= Directive =
Copy each line below in which the string "Micropercal" occurs.

[start Supplied data]

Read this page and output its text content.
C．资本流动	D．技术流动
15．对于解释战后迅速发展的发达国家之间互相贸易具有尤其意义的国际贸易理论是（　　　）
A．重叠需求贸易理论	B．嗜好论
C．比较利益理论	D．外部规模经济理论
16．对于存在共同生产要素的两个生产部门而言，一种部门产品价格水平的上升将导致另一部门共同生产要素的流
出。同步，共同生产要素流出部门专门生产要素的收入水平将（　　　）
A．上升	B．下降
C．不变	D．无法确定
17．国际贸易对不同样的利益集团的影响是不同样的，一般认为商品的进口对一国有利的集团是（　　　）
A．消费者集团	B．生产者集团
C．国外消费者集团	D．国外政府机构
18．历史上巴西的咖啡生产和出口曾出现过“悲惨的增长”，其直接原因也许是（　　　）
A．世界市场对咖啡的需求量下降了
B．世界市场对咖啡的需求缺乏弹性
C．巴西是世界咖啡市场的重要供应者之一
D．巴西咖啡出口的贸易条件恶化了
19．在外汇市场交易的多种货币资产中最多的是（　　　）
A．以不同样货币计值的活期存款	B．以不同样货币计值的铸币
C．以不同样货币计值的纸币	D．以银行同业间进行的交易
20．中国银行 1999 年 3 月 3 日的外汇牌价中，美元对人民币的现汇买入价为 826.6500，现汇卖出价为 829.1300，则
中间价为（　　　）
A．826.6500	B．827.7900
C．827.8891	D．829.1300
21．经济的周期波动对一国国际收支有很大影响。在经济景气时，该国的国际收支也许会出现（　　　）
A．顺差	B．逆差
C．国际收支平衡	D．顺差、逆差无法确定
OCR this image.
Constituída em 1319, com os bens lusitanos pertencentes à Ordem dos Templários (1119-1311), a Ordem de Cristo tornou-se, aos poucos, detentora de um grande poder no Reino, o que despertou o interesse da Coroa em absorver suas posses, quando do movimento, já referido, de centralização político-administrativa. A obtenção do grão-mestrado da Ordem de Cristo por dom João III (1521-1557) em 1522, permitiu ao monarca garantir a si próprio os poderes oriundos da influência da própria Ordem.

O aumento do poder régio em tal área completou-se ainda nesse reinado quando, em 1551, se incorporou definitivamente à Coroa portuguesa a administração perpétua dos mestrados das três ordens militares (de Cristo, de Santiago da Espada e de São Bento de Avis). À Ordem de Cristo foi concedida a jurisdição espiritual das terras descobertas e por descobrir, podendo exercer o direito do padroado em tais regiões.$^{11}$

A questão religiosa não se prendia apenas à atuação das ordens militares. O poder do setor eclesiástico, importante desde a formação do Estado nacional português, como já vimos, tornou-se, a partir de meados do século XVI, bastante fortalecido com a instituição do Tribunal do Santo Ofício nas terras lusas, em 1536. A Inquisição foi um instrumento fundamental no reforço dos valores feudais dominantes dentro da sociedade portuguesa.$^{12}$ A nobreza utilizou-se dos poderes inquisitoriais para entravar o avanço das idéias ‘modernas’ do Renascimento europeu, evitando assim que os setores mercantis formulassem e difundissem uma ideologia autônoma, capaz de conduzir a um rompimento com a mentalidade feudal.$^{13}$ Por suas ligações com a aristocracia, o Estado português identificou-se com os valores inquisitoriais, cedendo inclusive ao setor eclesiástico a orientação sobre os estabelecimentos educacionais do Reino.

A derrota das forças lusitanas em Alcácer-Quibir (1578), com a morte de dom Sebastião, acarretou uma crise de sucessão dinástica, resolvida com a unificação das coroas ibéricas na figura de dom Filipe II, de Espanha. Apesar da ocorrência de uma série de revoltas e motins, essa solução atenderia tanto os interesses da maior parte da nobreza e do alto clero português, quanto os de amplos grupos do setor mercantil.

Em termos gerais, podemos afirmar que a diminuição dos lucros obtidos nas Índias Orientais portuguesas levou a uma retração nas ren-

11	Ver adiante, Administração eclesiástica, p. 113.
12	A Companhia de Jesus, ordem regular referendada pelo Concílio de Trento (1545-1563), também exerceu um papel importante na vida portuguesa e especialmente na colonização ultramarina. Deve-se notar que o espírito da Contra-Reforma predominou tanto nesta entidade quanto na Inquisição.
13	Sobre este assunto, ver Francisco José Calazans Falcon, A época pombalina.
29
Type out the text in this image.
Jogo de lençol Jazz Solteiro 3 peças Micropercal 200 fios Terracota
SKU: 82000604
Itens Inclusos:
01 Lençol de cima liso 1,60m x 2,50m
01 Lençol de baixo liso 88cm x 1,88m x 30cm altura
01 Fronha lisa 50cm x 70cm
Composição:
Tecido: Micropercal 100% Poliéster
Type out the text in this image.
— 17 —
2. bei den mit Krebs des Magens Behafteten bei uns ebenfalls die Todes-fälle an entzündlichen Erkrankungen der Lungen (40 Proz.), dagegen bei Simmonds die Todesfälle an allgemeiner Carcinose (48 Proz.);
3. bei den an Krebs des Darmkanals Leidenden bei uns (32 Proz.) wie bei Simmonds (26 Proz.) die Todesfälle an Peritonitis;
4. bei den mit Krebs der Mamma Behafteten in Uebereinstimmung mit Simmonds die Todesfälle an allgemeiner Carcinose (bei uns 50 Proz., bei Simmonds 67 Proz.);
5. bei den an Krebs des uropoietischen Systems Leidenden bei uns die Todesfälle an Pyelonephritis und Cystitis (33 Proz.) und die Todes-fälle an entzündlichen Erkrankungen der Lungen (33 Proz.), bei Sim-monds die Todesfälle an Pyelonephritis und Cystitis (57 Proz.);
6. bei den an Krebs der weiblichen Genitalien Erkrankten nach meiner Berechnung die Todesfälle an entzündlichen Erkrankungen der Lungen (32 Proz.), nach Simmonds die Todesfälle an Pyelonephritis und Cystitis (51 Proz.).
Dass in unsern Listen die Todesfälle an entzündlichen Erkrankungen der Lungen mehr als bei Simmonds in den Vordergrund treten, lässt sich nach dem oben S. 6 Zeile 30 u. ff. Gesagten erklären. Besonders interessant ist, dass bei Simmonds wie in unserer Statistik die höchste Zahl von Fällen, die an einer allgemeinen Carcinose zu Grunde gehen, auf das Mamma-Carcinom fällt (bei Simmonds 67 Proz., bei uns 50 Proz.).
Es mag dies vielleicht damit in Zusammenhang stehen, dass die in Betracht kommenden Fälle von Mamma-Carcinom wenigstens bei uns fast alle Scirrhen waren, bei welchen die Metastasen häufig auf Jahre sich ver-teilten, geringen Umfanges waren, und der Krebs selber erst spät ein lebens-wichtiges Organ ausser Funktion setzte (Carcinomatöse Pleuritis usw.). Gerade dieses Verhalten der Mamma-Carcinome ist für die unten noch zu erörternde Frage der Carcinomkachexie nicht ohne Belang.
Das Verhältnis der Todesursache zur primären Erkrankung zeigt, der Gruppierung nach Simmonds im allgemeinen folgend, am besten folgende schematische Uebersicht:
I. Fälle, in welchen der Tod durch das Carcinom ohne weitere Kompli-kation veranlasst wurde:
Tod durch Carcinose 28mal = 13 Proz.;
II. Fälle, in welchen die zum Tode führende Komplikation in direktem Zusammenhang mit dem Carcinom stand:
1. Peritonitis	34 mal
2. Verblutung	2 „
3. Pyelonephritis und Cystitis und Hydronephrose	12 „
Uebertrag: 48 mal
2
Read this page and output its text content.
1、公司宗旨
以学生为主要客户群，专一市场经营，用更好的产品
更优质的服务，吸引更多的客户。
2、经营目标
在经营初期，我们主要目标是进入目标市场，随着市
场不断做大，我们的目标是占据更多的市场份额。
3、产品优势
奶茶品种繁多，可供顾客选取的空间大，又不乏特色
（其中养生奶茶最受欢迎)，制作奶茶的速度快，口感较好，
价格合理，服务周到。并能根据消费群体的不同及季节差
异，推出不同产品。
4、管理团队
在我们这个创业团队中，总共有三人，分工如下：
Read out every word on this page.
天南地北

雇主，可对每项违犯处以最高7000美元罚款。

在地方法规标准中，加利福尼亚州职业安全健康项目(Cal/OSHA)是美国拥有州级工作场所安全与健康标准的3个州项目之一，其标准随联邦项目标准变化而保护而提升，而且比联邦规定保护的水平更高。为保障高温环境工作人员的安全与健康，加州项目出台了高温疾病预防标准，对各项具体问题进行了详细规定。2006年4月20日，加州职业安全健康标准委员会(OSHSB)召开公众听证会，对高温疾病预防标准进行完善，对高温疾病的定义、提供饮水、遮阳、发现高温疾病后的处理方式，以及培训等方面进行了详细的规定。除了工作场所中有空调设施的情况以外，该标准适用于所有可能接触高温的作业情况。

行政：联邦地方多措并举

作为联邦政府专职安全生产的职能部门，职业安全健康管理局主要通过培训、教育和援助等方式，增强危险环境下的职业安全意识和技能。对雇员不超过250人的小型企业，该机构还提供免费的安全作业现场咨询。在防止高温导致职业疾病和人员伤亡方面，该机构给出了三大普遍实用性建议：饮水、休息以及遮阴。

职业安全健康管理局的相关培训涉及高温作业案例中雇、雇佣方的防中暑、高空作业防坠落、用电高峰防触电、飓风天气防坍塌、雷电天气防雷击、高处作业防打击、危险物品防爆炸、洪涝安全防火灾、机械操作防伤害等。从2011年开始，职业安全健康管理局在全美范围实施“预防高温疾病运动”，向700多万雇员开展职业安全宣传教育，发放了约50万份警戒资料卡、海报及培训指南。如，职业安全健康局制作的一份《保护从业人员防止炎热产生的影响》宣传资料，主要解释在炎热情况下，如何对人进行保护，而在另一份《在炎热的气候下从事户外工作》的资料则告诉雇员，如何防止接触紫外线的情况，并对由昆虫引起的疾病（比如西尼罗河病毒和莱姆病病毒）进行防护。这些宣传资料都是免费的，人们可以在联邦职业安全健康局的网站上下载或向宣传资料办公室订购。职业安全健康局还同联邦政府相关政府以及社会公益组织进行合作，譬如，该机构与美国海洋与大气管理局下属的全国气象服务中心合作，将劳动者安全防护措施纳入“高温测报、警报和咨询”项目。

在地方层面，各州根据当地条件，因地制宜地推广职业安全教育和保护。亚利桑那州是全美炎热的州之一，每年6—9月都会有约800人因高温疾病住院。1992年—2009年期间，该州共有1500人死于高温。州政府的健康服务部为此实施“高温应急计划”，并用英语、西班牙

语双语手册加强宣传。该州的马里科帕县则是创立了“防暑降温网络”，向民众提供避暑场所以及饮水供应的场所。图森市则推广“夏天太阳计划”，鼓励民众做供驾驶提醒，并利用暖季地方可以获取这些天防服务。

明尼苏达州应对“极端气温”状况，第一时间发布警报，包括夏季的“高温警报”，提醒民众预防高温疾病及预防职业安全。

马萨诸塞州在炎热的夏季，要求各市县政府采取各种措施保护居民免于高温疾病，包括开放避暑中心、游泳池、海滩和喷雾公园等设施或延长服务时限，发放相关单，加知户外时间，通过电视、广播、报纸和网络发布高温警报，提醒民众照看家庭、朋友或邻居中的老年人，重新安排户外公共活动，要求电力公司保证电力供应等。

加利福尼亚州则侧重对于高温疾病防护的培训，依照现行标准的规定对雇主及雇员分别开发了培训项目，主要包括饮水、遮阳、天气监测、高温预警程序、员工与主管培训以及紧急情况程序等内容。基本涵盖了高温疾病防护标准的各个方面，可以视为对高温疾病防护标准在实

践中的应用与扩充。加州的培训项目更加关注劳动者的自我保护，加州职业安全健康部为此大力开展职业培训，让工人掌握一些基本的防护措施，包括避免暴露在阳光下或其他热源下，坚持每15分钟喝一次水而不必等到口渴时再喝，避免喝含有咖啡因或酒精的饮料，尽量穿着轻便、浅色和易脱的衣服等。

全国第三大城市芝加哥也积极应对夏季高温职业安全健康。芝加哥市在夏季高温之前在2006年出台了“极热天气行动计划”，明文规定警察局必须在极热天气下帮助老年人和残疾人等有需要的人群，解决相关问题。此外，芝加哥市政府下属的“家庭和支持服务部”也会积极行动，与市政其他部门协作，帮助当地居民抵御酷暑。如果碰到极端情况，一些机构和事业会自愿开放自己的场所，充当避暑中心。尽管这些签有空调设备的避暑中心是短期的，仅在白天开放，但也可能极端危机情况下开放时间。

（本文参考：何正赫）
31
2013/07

[end Supplied data]

= Solved exercise =
Jogo de lençol Jazz Solteiro 3 peças Micropercal 200 fios Terracota
Tecido: Micropercal 100% Poliéster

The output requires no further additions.